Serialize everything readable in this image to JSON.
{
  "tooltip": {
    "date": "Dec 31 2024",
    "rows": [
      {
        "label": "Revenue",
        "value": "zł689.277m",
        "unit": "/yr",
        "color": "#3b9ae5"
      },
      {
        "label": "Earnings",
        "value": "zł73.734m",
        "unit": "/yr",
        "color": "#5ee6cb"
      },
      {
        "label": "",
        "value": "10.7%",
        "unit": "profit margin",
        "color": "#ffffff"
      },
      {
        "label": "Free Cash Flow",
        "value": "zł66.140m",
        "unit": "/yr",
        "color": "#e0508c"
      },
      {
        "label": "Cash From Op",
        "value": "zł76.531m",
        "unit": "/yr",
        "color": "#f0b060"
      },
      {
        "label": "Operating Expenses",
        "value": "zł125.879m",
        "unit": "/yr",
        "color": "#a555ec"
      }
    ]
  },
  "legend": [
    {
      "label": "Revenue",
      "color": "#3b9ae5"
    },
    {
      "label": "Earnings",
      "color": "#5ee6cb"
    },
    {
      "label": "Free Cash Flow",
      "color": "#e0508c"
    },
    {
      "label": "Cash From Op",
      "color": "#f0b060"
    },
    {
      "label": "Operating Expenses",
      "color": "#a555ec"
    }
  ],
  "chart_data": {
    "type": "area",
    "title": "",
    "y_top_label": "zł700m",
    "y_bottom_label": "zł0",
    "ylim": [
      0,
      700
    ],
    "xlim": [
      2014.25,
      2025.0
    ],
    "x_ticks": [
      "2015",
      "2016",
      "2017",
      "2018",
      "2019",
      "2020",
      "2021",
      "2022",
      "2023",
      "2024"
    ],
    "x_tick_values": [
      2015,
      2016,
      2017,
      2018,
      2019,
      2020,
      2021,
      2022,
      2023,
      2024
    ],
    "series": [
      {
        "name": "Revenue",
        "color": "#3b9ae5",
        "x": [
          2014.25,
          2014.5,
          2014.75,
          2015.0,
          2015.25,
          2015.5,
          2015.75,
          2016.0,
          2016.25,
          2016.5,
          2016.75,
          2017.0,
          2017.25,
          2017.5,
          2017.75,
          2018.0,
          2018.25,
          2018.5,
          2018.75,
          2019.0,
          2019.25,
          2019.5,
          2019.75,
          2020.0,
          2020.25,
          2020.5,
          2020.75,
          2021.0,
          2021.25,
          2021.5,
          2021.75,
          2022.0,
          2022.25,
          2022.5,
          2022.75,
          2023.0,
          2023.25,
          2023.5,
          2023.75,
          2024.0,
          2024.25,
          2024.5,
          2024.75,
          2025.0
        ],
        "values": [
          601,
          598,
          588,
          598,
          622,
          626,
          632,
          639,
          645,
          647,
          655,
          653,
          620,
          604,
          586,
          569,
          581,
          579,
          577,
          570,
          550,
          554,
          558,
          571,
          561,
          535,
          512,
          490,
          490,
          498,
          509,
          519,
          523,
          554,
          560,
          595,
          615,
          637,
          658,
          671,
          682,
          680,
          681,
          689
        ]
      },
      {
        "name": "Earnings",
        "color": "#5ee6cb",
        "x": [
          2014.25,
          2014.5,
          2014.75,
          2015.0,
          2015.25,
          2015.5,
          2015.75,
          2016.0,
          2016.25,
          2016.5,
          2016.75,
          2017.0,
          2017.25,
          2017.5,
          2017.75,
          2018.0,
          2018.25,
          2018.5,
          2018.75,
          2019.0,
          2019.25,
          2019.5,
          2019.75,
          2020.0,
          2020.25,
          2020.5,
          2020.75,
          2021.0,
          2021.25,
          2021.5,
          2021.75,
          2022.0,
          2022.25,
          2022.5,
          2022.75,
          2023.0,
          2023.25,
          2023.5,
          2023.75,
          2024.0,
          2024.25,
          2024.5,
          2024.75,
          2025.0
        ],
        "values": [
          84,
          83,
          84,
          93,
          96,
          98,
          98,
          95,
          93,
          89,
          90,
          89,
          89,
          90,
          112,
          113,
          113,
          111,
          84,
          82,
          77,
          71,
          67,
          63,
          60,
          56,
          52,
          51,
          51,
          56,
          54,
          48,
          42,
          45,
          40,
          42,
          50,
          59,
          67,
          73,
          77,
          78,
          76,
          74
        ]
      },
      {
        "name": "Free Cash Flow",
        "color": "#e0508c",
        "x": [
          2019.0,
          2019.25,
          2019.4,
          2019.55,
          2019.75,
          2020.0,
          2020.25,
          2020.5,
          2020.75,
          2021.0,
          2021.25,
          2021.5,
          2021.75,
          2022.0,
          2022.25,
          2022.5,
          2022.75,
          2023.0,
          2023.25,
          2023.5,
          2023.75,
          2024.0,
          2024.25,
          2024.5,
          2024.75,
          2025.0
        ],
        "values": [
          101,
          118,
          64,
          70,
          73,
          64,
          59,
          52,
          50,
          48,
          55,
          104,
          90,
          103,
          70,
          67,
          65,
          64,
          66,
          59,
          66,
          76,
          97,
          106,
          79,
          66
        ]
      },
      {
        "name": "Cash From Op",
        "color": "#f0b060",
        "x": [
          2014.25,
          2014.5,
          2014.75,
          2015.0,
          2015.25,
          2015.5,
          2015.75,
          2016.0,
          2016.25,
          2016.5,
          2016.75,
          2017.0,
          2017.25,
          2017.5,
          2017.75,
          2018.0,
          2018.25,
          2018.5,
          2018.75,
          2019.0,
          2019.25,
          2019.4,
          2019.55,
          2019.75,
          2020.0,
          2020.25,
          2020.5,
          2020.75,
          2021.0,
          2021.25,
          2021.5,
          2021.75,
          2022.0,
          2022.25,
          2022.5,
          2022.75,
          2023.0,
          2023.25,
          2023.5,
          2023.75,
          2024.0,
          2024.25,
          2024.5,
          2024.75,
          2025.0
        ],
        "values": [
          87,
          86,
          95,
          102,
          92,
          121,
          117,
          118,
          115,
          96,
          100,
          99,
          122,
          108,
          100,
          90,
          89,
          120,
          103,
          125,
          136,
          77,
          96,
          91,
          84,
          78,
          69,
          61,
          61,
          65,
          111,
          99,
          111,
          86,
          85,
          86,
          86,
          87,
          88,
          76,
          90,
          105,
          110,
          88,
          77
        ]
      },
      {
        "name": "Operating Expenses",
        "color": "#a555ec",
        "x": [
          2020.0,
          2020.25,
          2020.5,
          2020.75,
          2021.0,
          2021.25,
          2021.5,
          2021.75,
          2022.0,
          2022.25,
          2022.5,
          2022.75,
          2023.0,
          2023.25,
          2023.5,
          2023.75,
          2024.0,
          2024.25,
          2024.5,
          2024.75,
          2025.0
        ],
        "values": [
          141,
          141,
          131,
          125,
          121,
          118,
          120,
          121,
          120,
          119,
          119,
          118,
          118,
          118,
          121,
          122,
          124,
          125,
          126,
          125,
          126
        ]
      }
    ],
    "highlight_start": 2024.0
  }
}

##############################

Extract every record. Keep wording exact.

Serialize everything readable in this image to JSON.
{
  "tooltip": {
    "date": "Dec 31 2024",
    "rows": [
      {
        "label": "Revenue",
        "value": "zł689.277m",
        "unit": "/yr",
        "color": "#3b9ae5"
      },
      {
        "label": "Earnings",
        "value": "zł73.734m",
        "unit": "/yr",
        "color": "#5ee6cb"
      },
      {
        "label": "",
        "value": "10.7%",
        "unit": "profit margin",
        "color": "#ffffff"
      },
      {
        "label": "Free Cash Flow",
        "value": "zł66.140m",
        "unit": "/yr",
        "color": "#e0508c"
      },
      {
        "label": "Cash From Op",
        "value": "zł76.531m",
        "unit": "/yr",
        "color": "#f0b060"
      },
      {
        "label": "Operating Expenses",
        "value": "zł125.879m",
        "unit": "/yr",
        "color": "#a555ec"
      }
    ]
  },
  "legend": [
    {
      "label": "Revenue",
      "color": "#3b9ae5"
    },
    {
      "label": "Earnings",
      "color": "#5ee6cb"
    },
    {
      "label": "Free Cash Flow",
      "color": "#e0508c"
    },
    {
      "label": "Cash From Op",
      "color": "#f0b060"
    },
    {
      "label": "Operating Expenses",
      "color": "#a555ec"
    }
  ],
  "chart_data": {
    "type": "area",
    "title": "",
    "y_top_label": "zł700m",
    "y_bottom_label": "zł0",
    "ylim": [
      0,
      700
    ],
    "xlim": [
      2014.25,
      2025.0
    ],
    "x_ticks": [
      "2015",
      "2016",
      "2017",
      "2018",
      "2019",
      "2020",
      "2021",
      "2022",
      "2023",
      "2024"
    ],
    "x_tick_values": [
      2015,
      2016,
      2017,
      2018,
      2019,
      2020,
      2021,
      2022,
      2023,
      2024
    ],
    "series": [
      {
        "name": "Revenue",
        "color": "#3b9ae5",
        "x": [
          2014.25,
          2014.5,
          2014.75,
          2015.0,
          2015.25,
          2015.5,
          2015.75,
          2016.0,
          2016.25,
          2016.5,
          2016.75,
          2017.0,
          2017.25,
          2017.5,
          2017.75,
          2018.0,
          2018.25,
          2018.5,
          2018.75,
          2019.0,
          2019.25,
          2019.5,
          2019.75,
          2020.0,
          2020.25,
          2020.5,
          2020.75,
          2021.0,
          2021.25,
          2021.5,
          2021.75,
          2022.0,
          2022.25,
          2022.5,
          2022.75,
          2023.0,
          2023.25,
          2023.5,
          2023.75,
          2024.0,
          2024.25,
          2024.5,
          2024.75,
          2025.0
        ],
        "values": [
          601,
          598,
          588,
          598,
          622,
          626,
          632,
          639,
          645,
          647,
          655,
          653,
          620,
          604,
          586,
          569,
          581,
          579,
          577,
          570,
          550,
          554,
          558,
          571,
          561,
          535,
          512,
          490,
          490,
          498,
          509,
          519,
          523,
          554,
          560,
          595,
          615,
          637,
          658,
          671,
          682,
          680,
          681,
          689
        ]
      },
      {
        "name": "Earnings",
        "color": "#5ee6cb",
        "x": [
          2014.25,
          2014.5,
          2014.75,
          2015.0,
          2015.25,
          2015.5,
          2015.75,
          2016.0,
          2016.25,
          2016.5,
          2016.75,
          2017.0,
          2017.25,
          2017.5,
          2017.75,
          2018.0,
          2018.25,
          2018.5,
          2018.75,
          2019.0,
          2019.25,
          2019.5,
          2019.75,
          2020.0,
          2020.25,
          2020.5,
          2020.75,
          2021.0,
          2021.25,
          2021.5,
          2021.75,
          2022.0,
          2022.25,
          2022.5,
          2022.75,
          2023.0,
          2023.25,
          2023.5,
          2023.75,
          2024.0,
          2024.25,
          2024.5,
          2024.75,
          2025.0
        ],
        "values": [
          84,
          83,
          84,
          93,
          96,
          98,
          98,
          95,
          93,
          89,
          90,
          89,
          89,
          90,
          112,
          113,
          113,
          111,
          84,
          82,
          77,
          71,
          67,
          63,
          60,
          56,
          52,
          51,
          51,
          56,
          54,
          48,
          42,
          45,
          40,
          42,
          50,
          59,
          67,
          73,
          77,
          78,
          76,
          74
        ]
      },
      {
        "name": "Free Cash Flow",
        "color": "#e0508c",
        "x": [
          2019.0,
          2019.25,
          2019.4,
          2019.55,
          2019.75,
          2020.0,
          2020.25,
          2020.5,
          2020.75,
          2021.0,
          2021.25,
          2021.5,
          2021.75,
          2022.0,
          2022.25,
          2022.5,
          2022.75,
          2023.0,
          2023.25,
          2023.5,
          2023.75,
          2024.0,
          2024.25,
          2024.5,
          2024.75,
          2025.0
        ],
        "values": [
          101,
          118,
          64,
          70,
          73,
          64,
          59,
          52,
          50,
          48,
          55,
          104,
          90,
          103,
          70,
          67,
          65,
          64,
          66,
          59,
          66,
          76,
          97,
          106,
          79,
          66
        ]
      },
      {
        "name": "Cash From Op",
        "color": "#f0b060",
        "x": [
          2014.25,
          2014.5,
          2014.75,
          2015.0,
          2015.25,
          2015.5,
          2015.75,
          2016.0,
          2016.25,
          2016.5,
          2016.75,
          2017.0,
          2017.25,
          2017.5,
          2017.75,
          2018.0,
          2018.25,
          2018.5,
          2018.75,
          2019.0,
          2019.25,
          2019.4,
          2019.55,
          2019.75,
          2020.0,
          2020.25,
          2020.5,
          2020.75,
          2021.0,
          2021.25,
          2021.5,
          2021.75,
          2022.0,
          2022.25,
          2022.5,
          2022.75,
          2023.0,
          2023.25,
          2023.5,
          2023.75,
          2024.0,
          2024.25,
          2024.5,
          2024.75,
          2025.0
        ],
        "values": [
          87,
          86,
          95,
          102,
          92,
          121,
          117,
          118,
          115,
          96,
          100,
          99,
          122,
          108,
          100,
          90,
          89,
          120,
          103,
          125,
          136,
          77,
          96,
          91,
          84,
          78,
          69,
          61,
          61,
          65,
          111,
          99,
          111,
          86,
          85,
          86,
          86,
          87,
          88,
          76,
          90,
          105,
          110,
          88,
          77
        ]
      },
      {
        "name": "Operating Expenses",
        "color": "#a555ec",
        "x": [
          2020.0,
          2020.25,
          2020.5,
          2020.75,
          2021.0,
          2021.25,
          2021.5,
          2021.75,
          2022.0,
          2022.25,
          2022.5,
          2022.75,
          2023.0,
          2023.25,
          2023.5,
          2023.75,
          2024.0,
          2024.25,
          2024.5,
          2024.75,
          2025.0
        ],
        "values": [
          141,
          141,
          131,
          125,
          121,
          118,
          120,
          121,
          120,
          119,
          119,
          118,
          118,
          118,
          121,
          122,
          124,
          125,
          126,
          125,
          126
        ]
      }
    ],
    "highlight_start": 2024.0
  }
}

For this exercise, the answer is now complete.